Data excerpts
>> BEGIN
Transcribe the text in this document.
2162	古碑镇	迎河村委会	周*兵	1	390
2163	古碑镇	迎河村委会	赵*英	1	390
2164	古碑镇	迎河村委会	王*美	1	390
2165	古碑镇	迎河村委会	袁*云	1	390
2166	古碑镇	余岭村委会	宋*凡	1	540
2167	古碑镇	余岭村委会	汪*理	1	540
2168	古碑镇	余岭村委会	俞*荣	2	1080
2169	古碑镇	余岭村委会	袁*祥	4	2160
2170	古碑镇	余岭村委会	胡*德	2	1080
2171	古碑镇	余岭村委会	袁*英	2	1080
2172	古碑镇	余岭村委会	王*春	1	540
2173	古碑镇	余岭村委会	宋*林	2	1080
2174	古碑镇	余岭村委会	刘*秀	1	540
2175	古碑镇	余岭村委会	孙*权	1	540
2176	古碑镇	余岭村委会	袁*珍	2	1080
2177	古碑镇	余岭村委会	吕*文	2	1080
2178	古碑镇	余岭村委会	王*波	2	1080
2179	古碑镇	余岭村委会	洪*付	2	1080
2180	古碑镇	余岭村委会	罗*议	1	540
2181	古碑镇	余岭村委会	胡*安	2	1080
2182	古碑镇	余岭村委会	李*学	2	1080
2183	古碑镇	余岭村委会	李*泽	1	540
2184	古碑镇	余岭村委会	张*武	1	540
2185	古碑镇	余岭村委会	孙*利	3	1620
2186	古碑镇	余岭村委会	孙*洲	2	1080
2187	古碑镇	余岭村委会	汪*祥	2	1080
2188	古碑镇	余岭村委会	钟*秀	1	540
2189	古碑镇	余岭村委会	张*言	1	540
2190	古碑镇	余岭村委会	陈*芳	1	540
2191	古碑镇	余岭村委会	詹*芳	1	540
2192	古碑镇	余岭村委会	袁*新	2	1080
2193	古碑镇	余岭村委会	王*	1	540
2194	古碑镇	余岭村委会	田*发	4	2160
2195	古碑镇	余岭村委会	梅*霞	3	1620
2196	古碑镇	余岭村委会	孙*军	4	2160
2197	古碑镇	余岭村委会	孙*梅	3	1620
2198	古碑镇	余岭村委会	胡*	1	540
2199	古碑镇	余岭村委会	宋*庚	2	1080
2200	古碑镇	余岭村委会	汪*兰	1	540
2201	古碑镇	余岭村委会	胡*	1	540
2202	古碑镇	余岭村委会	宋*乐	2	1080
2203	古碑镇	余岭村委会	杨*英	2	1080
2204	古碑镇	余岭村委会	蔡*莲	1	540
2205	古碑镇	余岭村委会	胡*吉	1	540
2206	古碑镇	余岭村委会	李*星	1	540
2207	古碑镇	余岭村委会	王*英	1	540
>> END
• [TO BE DONE]: Each line in the material above must be retyped without alteration.

• [ANSWER BELOW]:
Transcribe the text in this document.
2162	古碑镇	迎河村委会	周*兵	1	390
2163	古碑镇	迎河村委会	赵*英	1	390
2164	古碑镇	迎河村委会	王*美	1	390
2165	古碑镇	迎河村委会	袁*云	1	390
2166	古碑镇	余岭村委会	宋*凡	1	540
2167	古碑镇	余岭村委会	汪*理	1	540
2168	古碑镇	余岭村委会	俞*荣	2	1080
2169	古碑镇	余岭村委会	袁*祥	4	2160
2170	古碑镇	余岭村委会	胡*德	2	1080
2171	古碑镇	余岭村委会	袁*英	2	1080
2172	古碑镇	余岭村委会	王*春	1	540
2173	古碑镇	余岭村委会	宋*林	2	1080
2174	古碑镇	余岭村委会	刘*秀	1	540
2175	古碑镇	余岭村委会	孙*权	1	540
2176	古碑镇	余岭村委会	袁*珍	2	1080
2177	古碑镇	余岭村委会	吕*文	2	1080
2178	古碑镇	余岭村委会	王*波	2	1080
2179	古碑镇	余岭村委会	洪*付	2	1080
2180	古碑镇	余岭村委会	罗*议	1	540
2181	古碑镇	余岭村委会	胡*安	2	1080
2182	古碑镇	余岭村委会	李*学	2	1080
2183	古碑镇	余岭村委会	李*泽	1	540
2184	古碑镇	余岭村委会	张*武	1	540
2185	古碑镇	余岭村委会	孙*利	3	1620
2186	古碑镇	余岭村委会	孙*洲	2	1080
2187	古碑镇	余岭村委会	汪*祥	2	1080
2188	古碑镇	余岭村委会	钟*秀	1	540
2189	古碑镇	余岭村委会	张*言	1	540
2190	古碑镇	余岭村委会	陈*芳	1	540
2191	古碑镇	余岭村委会	詹*芳	1	540
2192	古碑镇	余岭村委会	袁*新	2	1080
2193	古碑镇	余岭村委会	王*	1	540
2194	古碑镇	余岭村委会	田*发	4	2160
2195	古碑镇	余岭村委会	梅*霞	3	1620
2196	古碑镇	余岭村委会	孙*军	4	2160
2197	古碑镇	余岭村委会	孙*梅	3	1620
2198	古碑镇	余岭村委会	胡*	1	540
2199	古碑镇	余岭村委会	宋*庚	2	1080
2200	古碑镇	余岭村委会	汪*兰	1	540
2201	古碑镇	余岭村委会	胡*	1	540
2202	古碑镇	余岭村委会	宋*乐	2	1080
2203	古碑镇	余岭村委会	杨*英	2	1080
2204	古碑镇	余岭村委会	蔡*莲	1	540
2205	古碑镇	余岭村委会	胡*吉	1	540
2206	古碑镇	余岭村委会	李*星	1	540
2207	古碑镇	余岭村委会	王*英	1	540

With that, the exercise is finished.